## [TRECHO DO DOCUMENTO]
# # # #

Segundo revela o Perfil Socioeconômico dos Refugiados no Brasil, a população refugiada demonstra elevado capital linguístico e capital escolar acima da média brasileira: 34,4% dos entrevistados concluíram o Ensino Superior – muitos com curso de pós-graduação. No total, mais de 90% dos entrevistados falam português.

“Essa pesquisa mostra uma população que tem uma qualificação acadêmica elevada, o que ajuda a desmistificar a opnião de muitas pessoas”, explanou Paulo Sérgio, que continuou. “Muitas vezes o refugiado tinha boas condições de vida em seu país de origem, mas ele teve que deixar tudo de lado para garantir sua segurança e direitos, tendo que recomeçar a vida em um novo país”.

Segundo o oficial do ACNUR, revalidar o diploma é um obstáculo para essas pessoas. Entre os entrevistados, apenas 14 refugiados revalidaram seus diplomas (em todos os níveis de ensino e em formações profissionais diversas) no Brasil, contra 133 que não conseguiram revalidar.

Maioria trabalha, mas mercado ainda é obstáculo

Mais da metade (57,5%) dos entrevistados está trabalhando, sendo que 19,5% estão procurando trabalho e 5,7% estão desocupados (não estão empregados ou não estão procurando emprego). Outros 25,2% estão fora do mercado de trabalho. 8,62% estão estudando, enquanto 5,3% se ocupam de afazeres domésticos. Apenas 0,6% são aposentados ou pensionistas.

Sala cheia em auditório do Prédio Histórico da Faculdade de Direito da UFPR. © ACNUR/Alan Azevedo

No entanto, o acesso ao mercado de trabalho foi apontado como o principal obstáculo em conseguir emprego por 227 entrevistados (46,1%), além da falta de domínio do idioma (citado 148 vezes) e do fato de ser estrangeiro (citado 99 vezes). Outros empecilhos citados são a falta de recursos para buscar trabalho, o preconceito racial e a falta de alguém para deixar com os filhos.

Documento no bolso

Particamente todos os refugiados reconhecidos no Brasil tem o Cadastro de Pessoa Física: 99% dos entrevistados. Mais de 90% possuem o Registro Nacional de Estrangeiro e 84% possuem Carteira de Trabalho.

# # # #

## [TAREFA 1]
Responda com base no trecho sobre refugiados no Brasil:
(a) Que percentual dos entrevistados concluiu o Ensino Superior?
(b) Quantos refugiados entrevistados revalidaram seus diplomas no Brasil?
(c) Que percentual dos entrevistados possui Carteira de Trabalho?
## [TAREFA 2]
Devolva a parte do trecho sobre refugiados que vai de "No entanto, o" até "com os filhos.", inclusive.

# # # #

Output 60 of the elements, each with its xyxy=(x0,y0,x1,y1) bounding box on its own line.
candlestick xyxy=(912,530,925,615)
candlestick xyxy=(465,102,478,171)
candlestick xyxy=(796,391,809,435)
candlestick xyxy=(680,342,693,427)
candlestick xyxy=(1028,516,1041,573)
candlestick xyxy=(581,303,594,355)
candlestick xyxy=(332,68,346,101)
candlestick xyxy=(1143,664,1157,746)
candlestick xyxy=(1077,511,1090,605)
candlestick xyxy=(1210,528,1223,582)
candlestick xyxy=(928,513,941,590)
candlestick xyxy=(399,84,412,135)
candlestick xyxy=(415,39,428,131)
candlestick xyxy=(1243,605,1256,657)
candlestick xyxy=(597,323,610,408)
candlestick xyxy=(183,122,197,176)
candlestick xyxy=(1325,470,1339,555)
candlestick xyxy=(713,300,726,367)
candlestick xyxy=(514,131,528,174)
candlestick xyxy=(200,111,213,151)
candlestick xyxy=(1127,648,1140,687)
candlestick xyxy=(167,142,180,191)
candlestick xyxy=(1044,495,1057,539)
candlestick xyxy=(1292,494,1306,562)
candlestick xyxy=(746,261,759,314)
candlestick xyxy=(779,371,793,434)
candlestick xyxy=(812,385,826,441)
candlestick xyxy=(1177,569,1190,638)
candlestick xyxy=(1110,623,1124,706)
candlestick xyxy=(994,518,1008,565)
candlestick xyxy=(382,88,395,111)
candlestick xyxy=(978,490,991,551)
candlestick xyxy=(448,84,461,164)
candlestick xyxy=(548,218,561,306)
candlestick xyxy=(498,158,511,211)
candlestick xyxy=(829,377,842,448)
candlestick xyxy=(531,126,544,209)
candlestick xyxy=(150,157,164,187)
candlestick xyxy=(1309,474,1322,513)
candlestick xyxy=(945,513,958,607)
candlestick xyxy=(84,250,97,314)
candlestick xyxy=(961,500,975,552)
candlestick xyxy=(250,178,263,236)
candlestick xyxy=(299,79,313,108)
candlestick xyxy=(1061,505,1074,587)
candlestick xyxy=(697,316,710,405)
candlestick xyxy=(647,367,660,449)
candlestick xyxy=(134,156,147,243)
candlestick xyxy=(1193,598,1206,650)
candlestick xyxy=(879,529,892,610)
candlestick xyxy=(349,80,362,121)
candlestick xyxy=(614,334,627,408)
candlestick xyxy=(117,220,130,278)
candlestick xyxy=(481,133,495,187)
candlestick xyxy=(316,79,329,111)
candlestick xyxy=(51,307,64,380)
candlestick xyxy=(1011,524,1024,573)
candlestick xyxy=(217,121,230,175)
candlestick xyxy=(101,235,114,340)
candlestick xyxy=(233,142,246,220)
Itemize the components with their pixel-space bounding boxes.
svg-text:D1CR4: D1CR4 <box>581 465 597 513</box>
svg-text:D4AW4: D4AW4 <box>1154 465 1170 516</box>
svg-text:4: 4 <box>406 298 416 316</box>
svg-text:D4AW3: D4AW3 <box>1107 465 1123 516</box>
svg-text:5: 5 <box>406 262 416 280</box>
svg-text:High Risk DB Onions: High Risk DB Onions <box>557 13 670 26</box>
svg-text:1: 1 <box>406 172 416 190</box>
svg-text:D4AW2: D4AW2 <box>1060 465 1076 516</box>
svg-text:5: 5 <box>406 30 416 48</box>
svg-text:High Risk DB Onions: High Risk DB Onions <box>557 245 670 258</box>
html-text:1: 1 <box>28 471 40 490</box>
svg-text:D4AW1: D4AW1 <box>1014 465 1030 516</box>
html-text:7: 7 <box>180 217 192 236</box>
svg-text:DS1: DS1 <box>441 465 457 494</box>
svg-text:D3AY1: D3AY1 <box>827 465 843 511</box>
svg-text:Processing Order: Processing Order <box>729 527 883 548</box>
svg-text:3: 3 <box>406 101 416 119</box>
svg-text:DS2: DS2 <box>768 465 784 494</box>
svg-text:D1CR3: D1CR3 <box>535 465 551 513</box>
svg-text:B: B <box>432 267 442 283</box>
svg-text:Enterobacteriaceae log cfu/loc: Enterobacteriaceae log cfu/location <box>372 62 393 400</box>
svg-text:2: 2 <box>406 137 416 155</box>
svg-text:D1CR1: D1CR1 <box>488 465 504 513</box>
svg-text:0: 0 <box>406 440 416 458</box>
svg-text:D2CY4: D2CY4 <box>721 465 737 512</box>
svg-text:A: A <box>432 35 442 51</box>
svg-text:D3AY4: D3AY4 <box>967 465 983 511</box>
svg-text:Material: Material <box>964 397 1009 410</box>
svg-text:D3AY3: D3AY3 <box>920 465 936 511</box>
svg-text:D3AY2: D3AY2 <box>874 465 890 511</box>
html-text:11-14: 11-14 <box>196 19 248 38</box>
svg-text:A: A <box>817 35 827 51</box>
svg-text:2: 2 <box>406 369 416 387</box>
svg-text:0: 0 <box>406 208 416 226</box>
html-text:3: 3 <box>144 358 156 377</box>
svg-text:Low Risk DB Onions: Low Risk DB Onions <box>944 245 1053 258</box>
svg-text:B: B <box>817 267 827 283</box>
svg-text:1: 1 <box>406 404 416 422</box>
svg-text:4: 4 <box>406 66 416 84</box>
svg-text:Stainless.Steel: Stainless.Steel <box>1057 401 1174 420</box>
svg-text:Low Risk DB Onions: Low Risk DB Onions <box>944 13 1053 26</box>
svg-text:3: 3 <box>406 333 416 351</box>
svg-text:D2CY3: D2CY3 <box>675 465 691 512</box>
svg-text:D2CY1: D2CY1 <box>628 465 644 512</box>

# # # #

## [SUA RESPOSTA 1]
(a) 34,4%.
(b) 14.
(c) 84%.

## [SUA RESPOSTA 2]
No entanto, o acesso ao mercado de trabalho foi apontado como o principal obstáculo em conseguir emprego por 227 entrevistados (46,1%), além da falta de domínio do idioma (citado 148 vezes) e do fato de ser estrangeiro (citado 99 vezes). Outros empecilhos citados são a falta de recursos para buscar trabalho, o preconceito racial e a falta de alguém para deixar com os filhos.